What this task involves >> Pictures stay out; everything else in the records below is copied exactly.

━━━ Supplied material

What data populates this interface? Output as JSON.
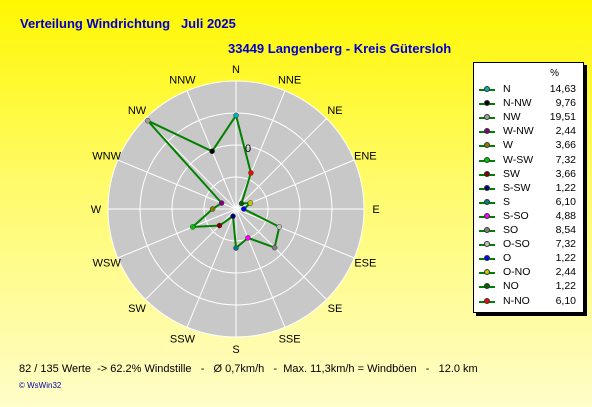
{
  "header": {
    "title": "Verteilung Windrichtung   Juli 2025",
    "subtitle": "33449 Langenberg - Kreis Gütersloh"
  },
  "chart_data": {
    "type": "radar",
    "title": "Verteilung Windrichtung   Juli 2025",
    "subtitle": "33449 Langenberg - Kreis Gütersloh",
    "unit": "%",
    "center_label": "0",
    "directions": [
      "N",
      "NNE",
      "NE",
      "ENE",
      "E",
      "ESE",
      "SE",
      "SSE",
      "S",
      "SSW",
      "SW",
      "WSW",
      "W",
      "WNW",
      "NW",
      "NNW"
    ],
    "direction_labels": [
      "N",
      "NNE",
      "NE",
      "ENE",
      "E",
      "ESE",
      "SE",
      "SSE",
      "S",
      "SSW",
      "SW",
      "WSW",
      "W",
      "WNW",
      "NW",
      "NNW"
    ],
    "series": [
      {
        "name": "Windrichtung",
        "color": "#008000"
      }
    ],
    "legend": [
      {
        "name": "N",
        "value": "14,63",
        "numeric": 14.63,
        "color": "#00b4b4"
      },
      {
        "name": "N-NW",
        "value": "9,76",
        "numeric": 9.76,
        "color": "#000000"
      },
      {
        "name": "NW",
        "value": "19,51",
        "numeric": 19.51,
        "color": "#a0a0a0"
      },
      {
        "name": "W-NW",
        "value": "2,44",
        "numeric": 2.44,
        "color": "#800080"
      },
      {
        "name": "W",
        "value": "3,66",
        "numeric": 3.66,
        "color": "#808000"
      },
      {
        "name": "W-SW",
        "value": "7,32",
        "numeric": 7.32,
        "color": "#00c800"
      },
      {
        "name": "SW",
        "value": "3,66",
        "numeric": 3.66,
        "color": "#800000"
      },
      {
        "name": "S-SW",
        "value": "1,22",
        "numeric": 1.22,
        "color": "#000080"
      },
      {
        "name": "S",
        "value": "6,10",
        "numeric": 6.1,
        "color": "#008080"
      },
      {
        "name": "S-SO",
        "value": "4,88",
        "numeric": 4.88,
        "color": "#ff00ff"
      },
      {
        "name": "SO",
        "value": "8,54",
        "numeric": 8.54,
        "color": "#808080"
      },
      {
        "name": "O-SO",
        "value": "7,32",
        "numeric": 7.32,
        "color": "#c0c0c0"
      },
      {
        "name": "O",
        "value": "1,22",
        "numeric": 1.22,
        "color": "#0000ff"
      },
      {
        "name": "O-NO",
        "value": "2,44",
        "numeric": 2.44,
        "color": "#c8c800"
      },
      {
        "name": "NO",
        "value": "1,22",
        "numeric": 1.22,
        "color": "#006400"
      },
      {
        "name": "N-NO",
        "value": "6,10",
        "numeric": 6.1,
        "color": "#ff0000"
      }
    ],
    "radial_max": 20,
    "rings": 4,
    "legend_position": "right",
    "colors": {
      "polygon": "#008000",
      "rose_fill": "#c8c8c8",
      "grid": "#ffffff",
      "title": "#0000cc"
    }
  },
  "footer": {
    "text": "82 / 135 Werte  -> 62.2% Windstille   -   Ø 0,7km/h   -  Max. 11,3km/h = Windböen   -   12.0 km",
    "credit": "© WsWin32"
  }
}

━━━━━━

Finished exercise >>
What data populates this interface? Output as JSON.
{
  "header": {
    "title": "Verteilung Windrichtung   Juli 2025",
    "subtitle": "33449 Langenberg - Kreis Gütersloh"
  },
  "chart_data": {
    "type": "radar",
    "title": "Verteilung Windrichtung   Juli 2025",
    "subtitle": "33449 Langenberg - Kreis Gütersloh",
    "unit": "%",
    "center_label": "0",
    "directions": [
      "N",
      "NNE",
      "NE",
      "ENE",
      "E",
      "ESE",
      "SE",
      "SSE",
      "S",
      "SSW",
      "SW",
      "WSW",
      "W",
      "WNW",
      "NW",
      "NNW"
    ],
    "direction_labels": [
      "N",
      "NNE",
      "NE",
      "ENE",
      "E",
      "ESE",
      "SE",
      "SSE",
      "S",
      "SSW",
      "SW",
      "WSW",
      "W",
      "WNW",
      "NW",
      "NNW"
    ],
    "series": [
      {
        "name": "Windrichtung",
        "color": "#008000"
      }
    ],
    "legend": [
      {
        "name": "N",
        "value": "14,63",
        "numeric": 14.63,
        "color": "#00b4b4"
      },
      {
        "name": "N-NW",
        "value": "9,76",
        "numeric": 9.76,
        "color": "#000000"
      },
      {
        "name": "NW",
        "value": "19,51",
        "numeric": 19.51,
        "color": "#a0a0a0"
      },
      {
        "name": "W-NW",
        "value": "2,44",
        "numeric": 2.44,
        "color": "#800080"
      },
      {
        "name": "W",
        "value": "3,66",
        "numeric": 3.66,
        "color": "#808000"
      },
      {
        "name": "W-SW",
        "value": "7,32",
        "numeric": 7.32,
        "color": "#00c800"
      },
      {
        "name": "SW",
        "value": "3,66",
        "numeric": 3.66,
        "color": "#800000"
      },
      {
        "name": "S-SW",
        "value": "1,22",
        "numeric": 1.22,
        "color": "#000080"
      },
      {
        "name": "S",
        "value": "6,10",
        "numeric": 6.1,
        "color": "#008080"
      },
      {
        "name": "S-SO",
        "value": "4,88",
        "numeric": 4.88,
        "color": "#ff00ff"
      },
      {
        "name": "SO",
        "value": "8,54",
        "numeric": 8.54,
        "color": "#808080"
      },
      {
        "name": "O-SO",
        "value": "7,32",
        "numeric": 7.32,
        "color": "#c0c0c0"
      },
      {
        "name": "O",
        "value": "1,22",
        "numeric": 1.22,
        "color": "#0000ff"
      },
      {
        "name": "O-NO",
        "value": "2,44",
        "numeric": 2.44,
        "color": "#c8c800"
      },
      {
        "name": "NO",
        "value": "1,22",
        "numeric": 1.22,
        "color": "#006400"
      },
      {
        "name": "N-NO",
        "value": "6,10",
        "numeric": 6.1,
        "color": "#ff0000"
      }
    ],
    "radial_max": 20,
    "rings": 4,
    "legend_position": "right",
    "colors": {
      "polygon": "#008000",
      "rose_fill": "#c8c8c8",
      "grid": "#ffffff",
      "title": "#0000cc"
    }
  },
  "footer": {
    "text": "82 / 135 Werte  -> 62.2% Windstille   -   Ø 0,7km/h   -  Max. 11,3km/h = Windböen   -   12.0 km",
    "credit": "© WsWin32"
  }
}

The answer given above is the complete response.